● Exercise objective
Scan the data. Collect each line that contains the word "title".

— start of Information supplied —

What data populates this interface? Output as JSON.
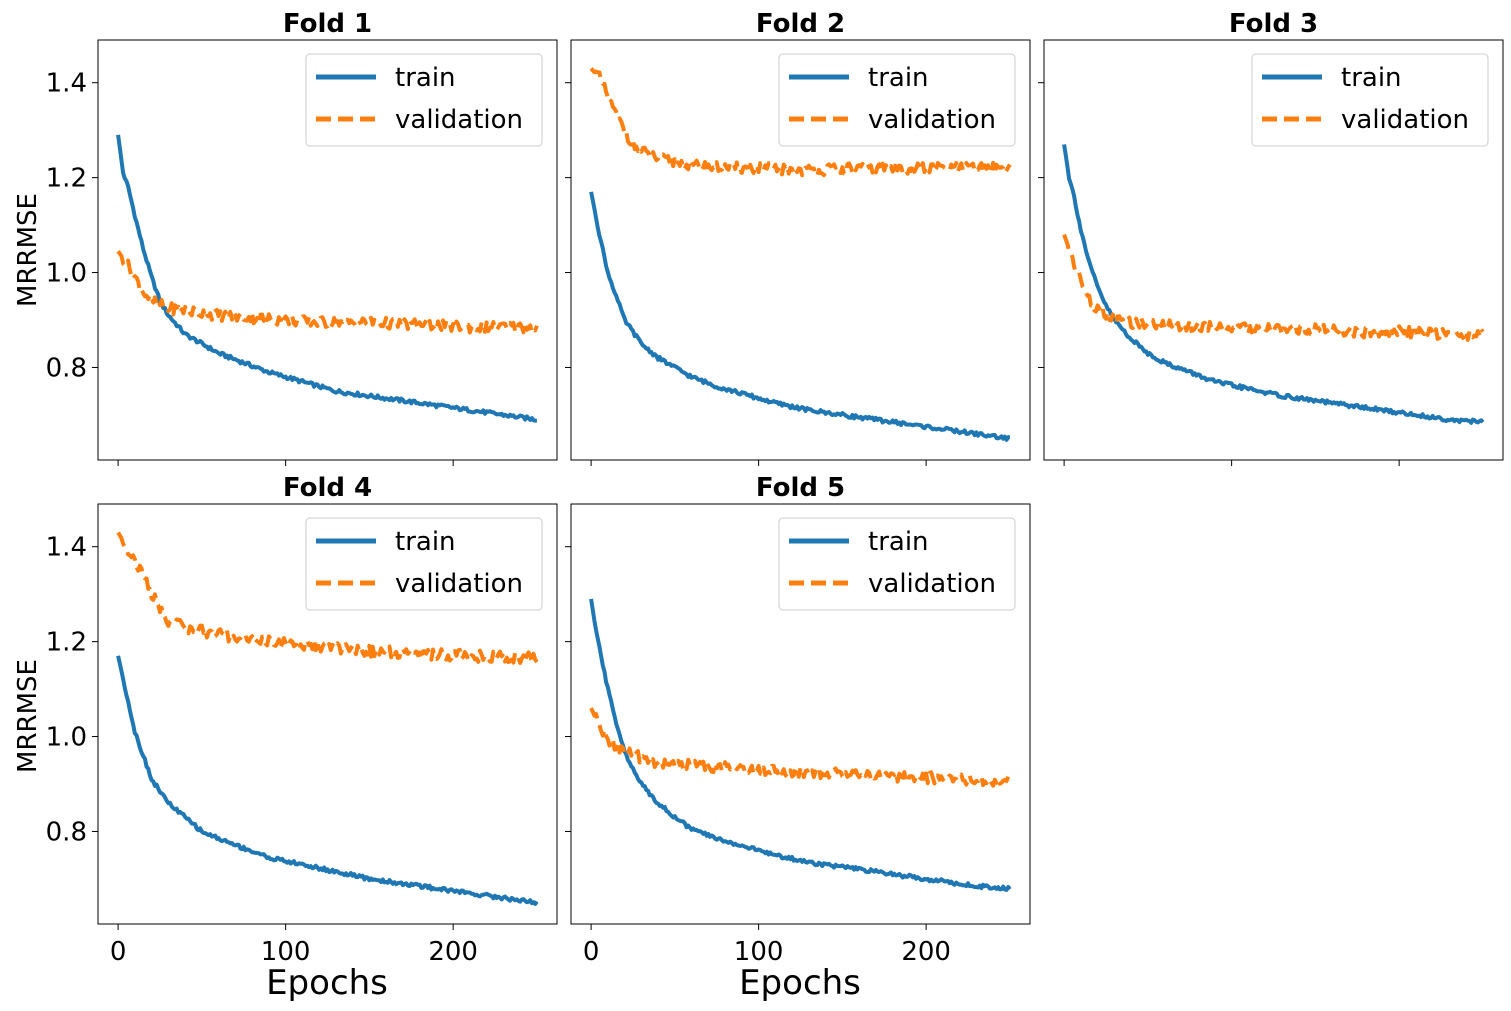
{
  "figure": {
    "ylabel": "MRRMSE",
    "xlabel": "Epochs",
    "x_ticks": [
      0,
      100,
      200
    ],
    "y_ticks": [
      "0.8",
      "1.0",
      "1.2",
      "1.4"
    ],
    "x_tick_labels": [
      "0",
      "100",
      "200"
    ]
  },
  "colors": {
    "train": "#1f77b4",
    "validation": "#ff7f0e"
  },
  "chart_data": [
    {
      "type": "line",
      "title": "Fold 1",
      "xlim": [
        -12,
        262
      ],
      "ylim": [
        0.605,
        1.49
      ],
      "legend": "top-right",
      "grid": false,
      "series": [
        {
          "name": "train",
          "style": "solid",
          "points": [
            [
              0,
              1.29
            ],
            [
              3,
              1.21
            ],
            [
              6,
              1.18
            ],
            [
              10,
              1.12
            ],
            [
              15,
              1.05
            ],
            [
              20,
              0.99
            ],
            [
              25,
              0.94
            ],
            [
              30,
              0.91
            ],
            [
              40,
              0.87
            ],
            [
              50,
              0.85
            ],
            [
              60,
              0.83
            ],
            [
              75,
              0.81
            ],
            [
              90,
              0.79
            ],
            [
              110,
              0.77
            ],
            [
              130,
              0.75
            ],
            [
              150,
              0.74
            ],
            [
              170,
              0.73
            ],
            [
              190,
              0.72
            ],
            [
              210,
              0.71
            ],
            [
              230,
              0.7
            ],
            [
              250,
              0.69
            ]
          ]
        },
        {
          "name": "validation",
          "style": "dashed",
          "points": [
            [
              0,
              1.045
            ],
            [
              5,
              1.02
            ],
            [
              10,
              0.99
            ],
            [
              15,
              0.96
            ],
            [
              20,
              0.94
            ],
            [
              30,
              0.925
            ],
            [
              40,
              0.92
            ],
            [
              60,
              0.91
            ],
            [
              80,
              0.905
            ],
            [
              100,
              0.9
            ],
            [
              120,
              0.895
            ],
            [
              150,
              0.895
            ],
            [
              180,
              0.89
            ],
            [
              210,
              0.885
            ],
            [
              230,
              0.885
            ],
            [
              250,
              0.885
            ]
          ]
        }
      ]
    },
    {
      "type": "line",
      "title": "Fold 2",
      "xlim": [
        -12,
        262
      ],
      "ylim": [
        0.605,
        1.49
      ],
      "legend": "top-right",
      "grid": false,
      "series": [
        {
          "name": "train",
          "style": "solid",
          "points": [
            [
              0,
              1.17
            ],
            [
              5,
              1.08
            ],
            [
              10,
              1.0
            ],
            [
              15,
              0.95
            ],
            [
              20,
              0.9
            ],
            [
              30,
              0.85
            ],
            [
              40,
              0.82
            ],
            [
              50,
              0.8
            ],
            [
              60,
              0.78
            ],
            [
              75,
              0.76
            ],
            [
              90,
              0.745
            ],
            [
              110,
              0.725
            ],
            [
              130,
              0.71
            ],
            [
              150,
              0.7
            ],
            [
              170,
              0.69
            ],
            [
              190,
              0.68
            ],
            [
              210,
              0.67
            ],
            [
              230,
              0.66
            ],
            [
              250,
              0.65
            ]
          ]
        },
        {
          "name": "validation",
          "style": "dashed",
          "points": [
            [
              0,
              1.43
            ],
            [
              5,
              1.41
            ],
            [
              10,
              1.37
            ],
            [
              15,
              1.33
            ],
            [
              20,
              1.3
            ],
            [
              25,
              1.27
            ],
            [
              30,
              1.255
            ],
            [
              40,
              1.24
            ],
            [
              60,
              1.225
            ],
            [
              80,
              1.22
            ],
            [
              100,
              1.22
            ],
            [
              130,
              1.215
            ],
            [
              160,
              1.22
            ],
            [
              190,
              1.22
            ],
            [
              220,
              1.22
            ],
            [
              250,
              1.22
            ]
          ]
        }
      ]
    },
    {
      "type": "line",
      "title": "Fold 3",
      "xlim": [
        -12,
        262
      ],
      "ylim": [
        0.605,
        1.49
      ],
      "legend": "top-right",
      "grid": false,
      "series": [
        {
          "name": "train",
          "style": "solid",
          "points": [
            [
              0,
              1.27
            ],
            [
              3,
              1.2
            ],
            [
              6,
              1.16
            ],
            [
              10,
              1.09
            ],
            [
              15,
              1.02
            ],
            [
              20,
              0.97
            ],
            [
              25,
              0.93
            ],
            [
              30,
              0.9
            ],
            [
              40,
              0.86
            ],
            [
              50,
              0.83
            ],
            [
              60,
              0.81
            ],
            [
              75,
              0.79
            ],
            [
              90,
              0.77
            ],
            [
              110,
              0.755
            ],
            [
              130,
              0.74
            ],
            [
              150,
              0.73
            ],
            [
              170,
              0.72
            ],
            [
              190,
              0.71
            ],
            [
              210,
              0.7
            ],
            [
              230,
              0.69
            ],
            [
              250,
              0.685
            ]
          ]
        },
        {
          "name": "validation",
          "style": "dashed",
          "points": [
            [
              0,
              1.08
            ],
            [
              5,
              1.03
            ],
            [
              10,
              0.98
            ],
            [
              15,
              0.945
            ],
            [
              20,
              0.92
            ],
            [
              30,
              0.9
            ],
            [
              40,
              0.895
            ],
            [
              60,
              0.89
            ],
            [
              90,
              0.885
            ],
            [
              120,
              0.88
            ],
            [
              150,
              0.88
            ],
            [
              180,
              0.875
            ],
            [
              210,
              0.875
            ],
            [
              230,
              0.87
            ],
            [
              250,
              0.87
            ]
          ]
        }
      ]
    },
    {
      "type": "line",
      "title": "Fold 4",
      "xlim": [
        -12,
        262
      ],
      "ylim": [
        0.605,
        1.49
      ],
      "legend": "top-right",
      "grid": false,
      "series": [
        {
          "name": "train",
          "style": "solid",
          "points": [
            [
              0,
              1.17
            ],
            [
              5,
              1.09
            ],
            [
              10,
              1.01
            ],
            [
              15,
              0.96
            ],
            [
              20,
              0.91
            ],
            [
              30,
              0.86
            ],
            [
              40,
              0.83
            ],
            [
              50,
              0.8
            ],
            [
              60,
              0.785
            ],
            [
              75,
              0.765
            ],
            [
              90,
              0.745
            ],
            [
              110,
              0.73
            ],
            [
              130,
              0.715
            ],
            [
              150,
              0.7
            ],
            [
              170,
              0.69
            ],
            [
              190,
              0.68
            ],
            [
              210,
              0.67
            ],
            [
              230,
              0.66
            ],
            [
              250,
              0.65
            ]
          ]
        },
        {
          "name": "validation",
          "style": "dashed",
          "points": [
            [
              0,
              1.43
            ],
            [
              5,
              1.4
            ],
            [
              10,
              1.37
            ],
            [
              15,
              1.34
            ],
            [
              20,
              1.3
            ],
            [
              25,
              1.27
            ],
            [
              30,
              1.245
            ],
            [
              40,
              1.23
            ],
            [
              60,
              1.215
            ],
            [
              80,
              1.205
            ],
            [
              100,
              1.195
            ],
            [
              120,
              1.19
            ],
            [
              150,
              1.18
            ],
            [
              180,
              1.175
            ],
            [
              210,
              1.17
            ],
            [
              250,
              1.165
            ]
          ]
        }
      ]
    },
    {
      "type": "line",
      "title": "Fold 5",
      "xlim": [
        -12,
        262
      ],
      "ylim": [
        0.605,
        1.49
      ],
      "legend": "top-right",
      "grid": false,
      "series": [
        {
          "name": "train",
          "style": "solid",
          "points": [
            [
              0,
              1.29
            ],
            [
              3,
              1.22
            ],
            [
              6,
              1.17
            ],
            [
              10,
              1.1
            ],
            [
              15,
              1.03
            ],
            [
              20,
              0.97
            ],
            [
              25,
              0.93
            ],
            [
              30,
              0.9
            ],
            [
              40,
              0.86
            ],
            [
              50,
              0.83
            ],
            [
              60,
              0.805
            ],
            [
              75,
              0.785
            ],
            [
              90,
              0.77
            ],
            [
              110,
              0.75
            ],
            [
              130,
              0.735
            ],
            [
              150,
              0.725
            ],
            [
              170,
              0.715
            ],
            [
              190,
              0.705
            ],
            [
              210,
              0.695
            ],
            [
              230,
              0.685
            ],
            [
              250,
              0.68
            ]
          ]
        },
        {
          "name": "validation",
          "style": "dashed",
          "points": [
            [
              0,
              1.06
            ],
            [
              5,
              1.02
            ],
            [
              10,
              0.995
            ],
            [
              15,
              0.98
            ],
            [
              20,
              0.97
            ],
            [
              30,
              0.955
            ],
            [
              40,
              0.945
            ],
            [
              60,
              0.94
            ],
            [
              80,
              0.935
            ],
            [
              100,
              0.93
            ],
            [
              130,
              0.925
            ],
            [
              160,
              0.92
            ],
            [
              190,
              0.915
            ],
            [
              220,
              0.91
            ],
            [
              250,
              0.905
            ]
          ]
        }
      ]
    }
  ]
}
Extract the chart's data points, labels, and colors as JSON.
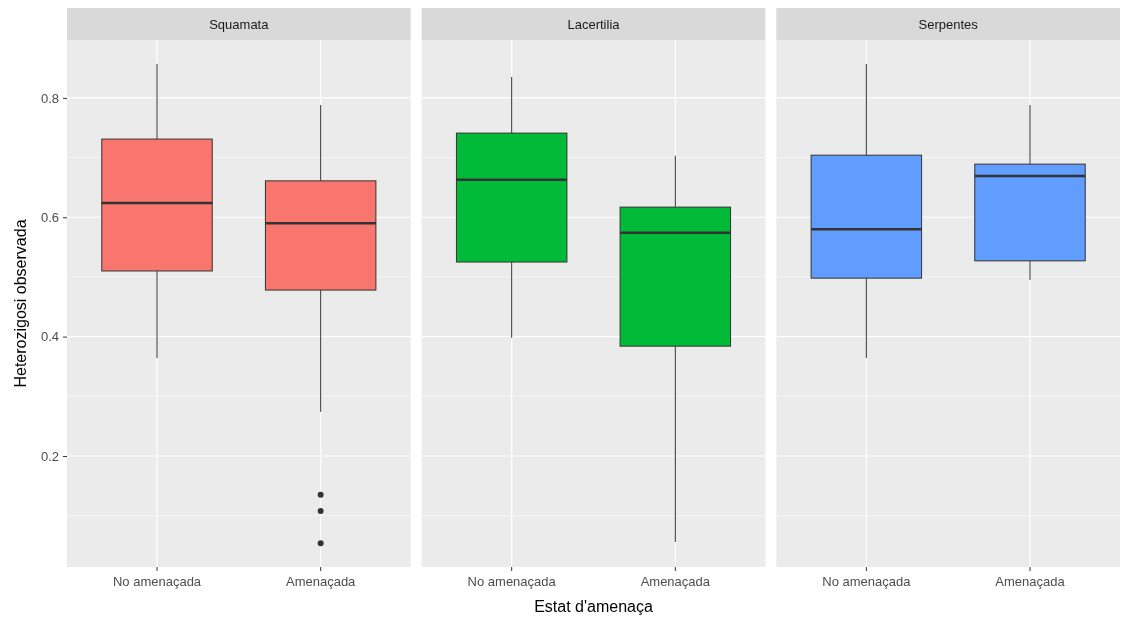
{
  "chart_data": [
    {
      "type": "box",
      "title": "Squamata",
      "ylabel": "Heterozigosi observada",
      "categories": [
        "No amenaçada",
        "Amenaçada"
      ],
      "color": "#f8766d",
      "ylim": [
        0.014,
        0.897
      ],
      "yticks": [
        0.2,
        0.4,
        0.6,
        0.8
      ],
      "grid": true,
      "boxes": [
        {
          "low": 0.364,
          "q1": 0.51,
          "median": 0.624,
          "q3": 0.731,
          "high": 0.857
        },
        {
          "low": 0.274,
          "q1": 0.478,
          "median": 0.59,
          "q3": 0.661,
          "high": 0.788,
          "outliers": [
            0.135,
            0.108,
            0.054
          ]
        }
      ]
    },
    {
      "type": "box",
      "title": "Lacertilia",
      "xlabel": "Estat d'amenaça",
      "categories": [
        "No amenaçada",
        "Amenaçada"
      ],
      "color": "#00ba38",
      "ylim": [
        0.014,
        0.897
      ],
      "yticks": [
        0.2,
        0.4,
        0.6,
        0.8
      ],
      "grid": true,
      "tick_labels": "x",
      "boxes": [
        {
          "low": 0.398,
          "q1": 0.525,
          "median": 0.663,
          "q3": 0.741,
          "high": 0.835
        },
        {
          "low": 0.056,
          "q1": 0.384,
          "median": 0.574,
          "q3": 0.617,
          "high": 0.703
        }
      ]
    },
    {
      "type": "box",
      "title": "Serpentes",
      "categories": [
        "No amenaçada",
        "Amenaçada"
      ],
      "color": "#619cff",
      "ylim": [
        0.014,
        0.897
      ],
      "yticks": [
        0.2,
        0.4,
        0.6,
        0.8
      ],
      "grid": true,
      "tick_labels": "x",
      "boxes": [
        {
          "low": 0.364,
          "q1": 0.498,
          "median": 0.58,
          "q3": 0.704,
          "high": 0.857
        },
        {
          "low": 0.495,
          "q1": 0.527,
          "median": 0.669,
          "q3": 0.689,
          "high": 0.788
        }
      ]
    }
  ]
}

— end of Information supplied —

● Expected answer
      "title": "Fold 1",
      "title": "Fold 2",
      "title": "Fold 3",
      "title": "Fold 4",
      "title": "Fold 5",
      "title": "Squamata",
      "title": "Lacertilia",
      "title": "Serpentes",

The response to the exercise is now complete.